> **Direction**
Read the listing and extract each line that includes the word "would".

> **Given records**
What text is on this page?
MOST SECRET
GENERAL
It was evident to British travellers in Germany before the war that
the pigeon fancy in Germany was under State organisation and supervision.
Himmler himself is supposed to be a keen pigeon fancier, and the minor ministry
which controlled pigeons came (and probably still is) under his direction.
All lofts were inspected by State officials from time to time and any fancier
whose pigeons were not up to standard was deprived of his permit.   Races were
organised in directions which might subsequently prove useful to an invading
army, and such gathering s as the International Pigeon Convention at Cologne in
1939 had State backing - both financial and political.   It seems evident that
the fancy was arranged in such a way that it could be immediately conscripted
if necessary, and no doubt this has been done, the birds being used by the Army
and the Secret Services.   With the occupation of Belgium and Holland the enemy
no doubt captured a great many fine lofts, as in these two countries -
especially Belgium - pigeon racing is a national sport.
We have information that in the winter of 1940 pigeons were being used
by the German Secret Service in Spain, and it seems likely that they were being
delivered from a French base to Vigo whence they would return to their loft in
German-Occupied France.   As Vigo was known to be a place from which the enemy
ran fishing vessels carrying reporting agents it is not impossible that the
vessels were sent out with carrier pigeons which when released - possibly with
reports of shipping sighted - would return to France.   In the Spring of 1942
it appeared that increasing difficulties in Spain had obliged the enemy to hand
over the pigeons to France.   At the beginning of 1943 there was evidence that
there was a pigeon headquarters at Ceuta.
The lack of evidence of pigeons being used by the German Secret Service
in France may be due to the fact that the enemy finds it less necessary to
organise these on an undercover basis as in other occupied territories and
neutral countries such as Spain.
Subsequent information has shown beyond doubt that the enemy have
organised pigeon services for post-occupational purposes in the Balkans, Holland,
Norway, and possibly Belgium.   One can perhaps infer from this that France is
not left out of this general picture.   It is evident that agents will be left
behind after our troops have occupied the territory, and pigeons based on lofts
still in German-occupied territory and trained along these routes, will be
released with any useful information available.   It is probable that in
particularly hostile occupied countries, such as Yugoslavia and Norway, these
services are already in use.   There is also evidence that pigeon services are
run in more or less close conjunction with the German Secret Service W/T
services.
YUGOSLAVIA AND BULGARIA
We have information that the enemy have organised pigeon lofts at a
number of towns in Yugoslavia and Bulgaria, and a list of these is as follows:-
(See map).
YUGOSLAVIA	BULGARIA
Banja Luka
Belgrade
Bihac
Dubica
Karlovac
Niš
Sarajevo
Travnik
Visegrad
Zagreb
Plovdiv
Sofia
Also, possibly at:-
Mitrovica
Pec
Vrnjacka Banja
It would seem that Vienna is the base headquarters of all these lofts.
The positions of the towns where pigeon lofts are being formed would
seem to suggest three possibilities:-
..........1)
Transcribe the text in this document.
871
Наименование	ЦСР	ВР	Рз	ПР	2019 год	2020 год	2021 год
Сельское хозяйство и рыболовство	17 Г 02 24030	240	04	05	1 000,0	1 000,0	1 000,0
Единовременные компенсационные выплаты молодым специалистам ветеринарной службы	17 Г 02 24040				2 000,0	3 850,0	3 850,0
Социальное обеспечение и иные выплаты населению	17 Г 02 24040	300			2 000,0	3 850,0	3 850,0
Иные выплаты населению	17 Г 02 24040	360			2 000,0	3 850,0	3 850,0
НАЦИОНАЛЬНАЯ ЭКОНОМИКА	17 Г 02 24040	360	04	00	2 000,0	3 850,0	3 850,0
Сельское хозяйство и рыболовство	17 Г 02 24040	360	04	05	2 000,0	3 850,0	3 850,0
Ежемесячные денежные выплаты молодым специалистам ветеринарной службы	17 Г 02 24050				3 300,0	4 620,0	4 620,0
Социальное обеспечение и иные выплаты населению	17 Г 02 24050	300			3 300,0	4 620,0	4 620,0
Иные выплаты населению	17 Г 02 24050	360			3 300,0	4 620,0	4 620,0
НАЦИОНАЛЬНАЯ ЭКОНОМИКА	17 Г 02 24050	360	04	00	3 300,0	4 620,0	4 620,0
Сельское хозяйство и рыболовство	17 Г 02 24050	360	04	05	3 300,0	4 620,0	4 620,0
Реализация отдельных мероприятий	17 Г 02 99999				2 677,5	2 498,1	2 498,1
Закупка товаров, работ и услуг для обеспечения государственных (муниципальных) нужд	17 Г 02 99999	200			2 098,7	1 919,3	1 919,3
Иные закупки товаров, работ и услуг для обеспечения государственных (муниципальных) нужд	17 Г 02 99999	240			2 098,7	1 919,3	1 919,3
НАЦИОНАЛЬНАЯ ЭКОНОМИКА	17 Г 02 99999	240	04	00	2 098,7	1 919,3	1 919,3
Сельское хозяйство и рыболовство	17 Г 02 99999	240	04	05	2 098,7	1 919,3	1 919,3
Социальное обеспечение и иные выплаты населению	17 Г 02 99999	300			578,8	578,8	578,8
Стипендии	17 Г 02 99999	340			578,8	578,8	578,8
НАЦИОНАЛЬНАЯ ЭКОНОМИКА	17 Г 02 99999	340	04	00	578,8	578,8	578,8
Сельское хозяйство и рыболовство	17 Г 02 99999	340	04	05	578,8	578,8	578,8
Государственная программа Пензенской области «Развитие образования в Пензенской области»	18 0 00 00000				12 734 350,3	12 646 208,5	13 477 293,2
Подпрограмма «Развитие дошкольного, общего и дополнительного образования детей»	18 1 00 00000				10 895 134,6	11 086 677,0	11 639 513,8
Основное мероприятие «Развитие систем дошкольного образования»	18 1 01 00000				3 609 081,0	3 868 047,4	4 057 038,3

> **Exercise response**
delivered from a French base to Vigo whence they would return to their loft in
reports of shipping sighted - would return to France.   In the Spring of 1942
It would seem that Vienna is the base headquarters of all these lofts.
The positions of the towns where pigeon lofts are being formed would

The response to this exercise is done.